Written problem
Copy every line with the string "helmet" in it.

Material to process
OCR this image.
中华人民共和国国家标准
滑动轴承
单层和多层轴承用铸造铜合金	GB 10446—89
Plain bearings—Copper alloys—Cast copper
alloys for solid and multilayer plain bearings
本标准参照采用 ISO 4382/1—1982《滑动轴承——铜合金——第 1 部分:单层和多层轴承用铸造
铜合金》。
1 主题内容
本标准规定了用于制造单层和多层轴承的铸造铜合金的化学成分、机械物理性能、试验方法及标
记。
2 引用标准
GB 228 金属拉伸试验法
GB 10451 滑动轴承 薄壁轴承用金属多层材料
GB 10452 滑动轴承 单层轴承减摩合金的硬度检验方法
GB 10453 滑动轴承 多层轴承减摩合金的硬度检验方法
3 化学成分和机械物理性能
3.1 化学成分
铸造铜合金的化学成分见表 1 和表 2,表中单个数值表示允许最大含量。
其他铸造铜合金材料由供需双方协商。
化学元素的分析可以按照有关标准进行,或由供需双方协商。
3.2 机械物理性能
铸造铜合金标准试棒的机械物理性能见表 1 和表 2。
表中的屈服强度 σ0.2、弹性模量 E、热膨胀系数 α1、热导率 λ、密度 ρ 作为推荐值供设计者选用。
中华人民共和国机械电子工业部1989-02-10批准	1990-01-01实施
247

...

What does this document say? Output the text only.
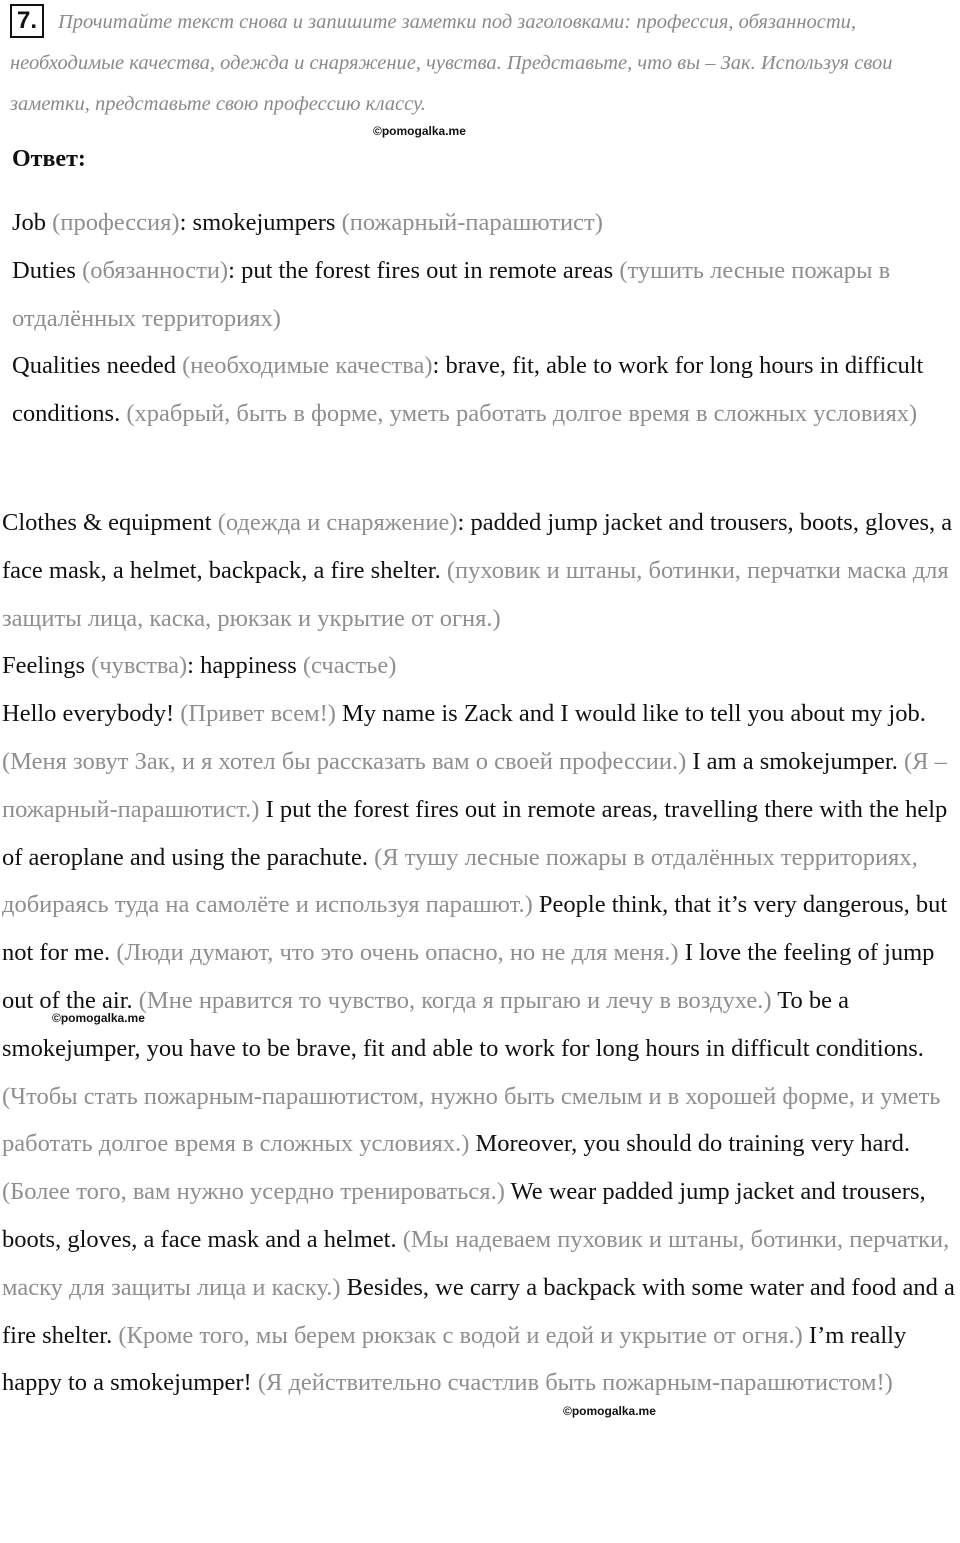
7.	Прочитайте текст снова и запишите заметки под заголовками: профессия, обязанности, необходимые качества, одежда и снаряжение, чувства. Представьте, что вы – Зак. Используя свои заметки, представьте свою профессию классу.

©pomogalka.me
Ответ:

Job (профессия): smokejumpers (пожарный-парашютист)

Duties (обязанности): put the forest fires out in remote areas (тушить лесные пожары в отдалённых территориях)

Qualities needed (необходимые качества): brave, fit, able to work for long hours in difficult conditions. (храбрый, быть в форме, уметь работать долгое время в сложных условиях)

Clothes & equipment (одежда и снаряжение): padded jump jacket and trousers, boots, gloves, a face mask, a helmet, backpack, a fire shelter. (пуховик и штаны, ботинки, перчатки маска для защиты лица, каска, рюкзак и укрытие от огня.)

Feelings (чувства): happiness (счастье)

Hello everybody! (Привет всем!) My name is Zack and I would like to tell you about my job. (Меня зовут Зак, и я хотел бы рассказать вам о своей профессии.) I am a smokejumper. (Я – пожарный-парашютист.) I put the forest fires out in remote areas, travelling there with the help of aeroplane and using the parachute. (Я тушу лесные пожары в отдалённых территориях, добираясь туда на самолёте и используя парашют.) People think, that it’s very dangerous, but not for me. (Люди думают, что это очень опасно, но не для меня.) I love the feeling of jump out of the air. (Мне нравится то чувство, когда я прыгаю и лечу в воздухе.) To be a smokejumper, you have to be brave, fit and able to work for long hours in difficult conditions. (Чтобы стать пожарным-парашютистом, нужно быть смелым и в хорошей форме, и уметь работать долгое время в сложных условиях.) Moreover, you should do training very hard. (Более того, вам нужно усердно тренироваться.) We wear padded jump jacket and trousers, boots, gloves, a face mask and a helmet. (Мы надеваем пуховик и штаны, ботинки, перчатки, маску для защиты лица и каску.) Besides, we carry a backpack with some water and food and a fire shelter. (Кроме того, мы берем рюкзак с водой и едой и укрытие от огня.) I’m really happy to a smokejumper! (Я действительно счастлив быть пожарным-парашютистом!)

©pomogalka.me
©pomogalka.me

--

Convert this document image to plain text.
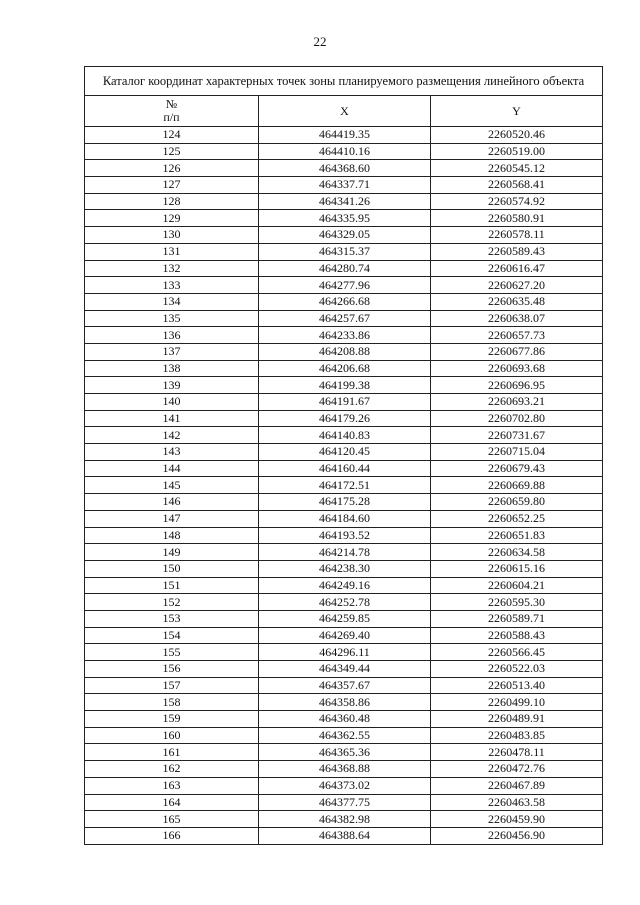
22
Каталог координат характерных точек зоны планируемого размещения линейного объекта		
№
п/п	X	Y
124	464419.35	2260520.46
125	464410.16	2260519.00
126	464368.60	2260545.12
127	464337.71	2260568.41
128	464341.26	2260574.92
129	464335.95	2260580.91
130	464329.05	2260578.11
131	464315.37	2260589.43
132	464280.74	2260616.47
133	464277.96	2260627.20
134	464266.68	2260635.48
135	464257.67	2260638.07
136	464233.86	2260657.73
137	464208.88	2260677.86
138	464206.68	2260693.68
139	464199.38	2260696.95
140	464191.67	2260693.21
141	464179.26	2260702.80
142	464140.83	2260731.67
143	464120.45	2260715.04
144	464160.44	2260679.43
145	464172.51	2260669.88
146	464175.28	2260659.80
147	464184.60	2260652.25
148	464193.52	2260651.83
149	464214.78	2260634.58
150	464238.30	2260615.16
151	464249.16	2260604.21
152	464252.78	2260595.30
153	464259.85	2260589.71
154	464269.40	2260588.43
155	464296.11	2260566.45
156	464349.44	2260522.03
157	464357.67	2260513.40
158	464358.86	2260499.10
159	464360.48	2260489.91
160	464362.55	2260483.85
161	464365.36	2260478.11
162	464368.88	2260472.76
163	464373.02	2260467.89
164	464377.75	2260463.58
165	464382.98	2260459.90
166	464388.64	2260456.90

Response
Clothes & equipment (одежда и снаряжение): padded jump jacket and trousers, boots, gloves, a face mask, a helmet, backpack, a fire shelter. (пуховик и штаны, ботинки, перчатки маска для защиты лица, каска, рюкзак и укрытие от огня.)
Hello everybody! (Привет всем!) My name is Zack and I would like to tell you about my job. (Меня зовут Зак, и я хотел бы рассказать вам о своей профессии.) I am a smokejumper. (Я – пожарный-парашютист.) I put the forest fires out in remote areas, travelling there with the help of aeroplane and using the parachute. (Я тушу лесные пожары в отдалённых территориях, добираясь туда на самолёте и используя парашют.) People think, that it’s very dangerous, but not for me. (Люди думают, что это очень опасно, но не для меня.) I love the feeling of jump out of the air. (Мне нравится то чувство, когда я прыгаю и лечу в воздухе.) To be a smokejumper, you have to be brave, fit and able to work for long hours in difficult conditions. (Чтобы стать пожарным-парашютистом, нужно быть смелым и в хорошей форме, и уметь работать долгое время в сложных условиях.) Moreover, you should do training very hard. (Более того, вам нужно усердно тренироваться.) We wear padded jump jacket and trousers, boots, gloves, a face mask and a helmet. (Мы надеваем пуховик и штаны, ботинки, перчатки, маску для защиты лица и каску.) Besides, we carry a backpack with some water and food and a fire shelter. (Кроме того, мы берем рюкзак с водой и едой и укрытие от огня.) I’m really happy to a smokejumper! (Я действительно счастлив быть пожарным-парашютистом!)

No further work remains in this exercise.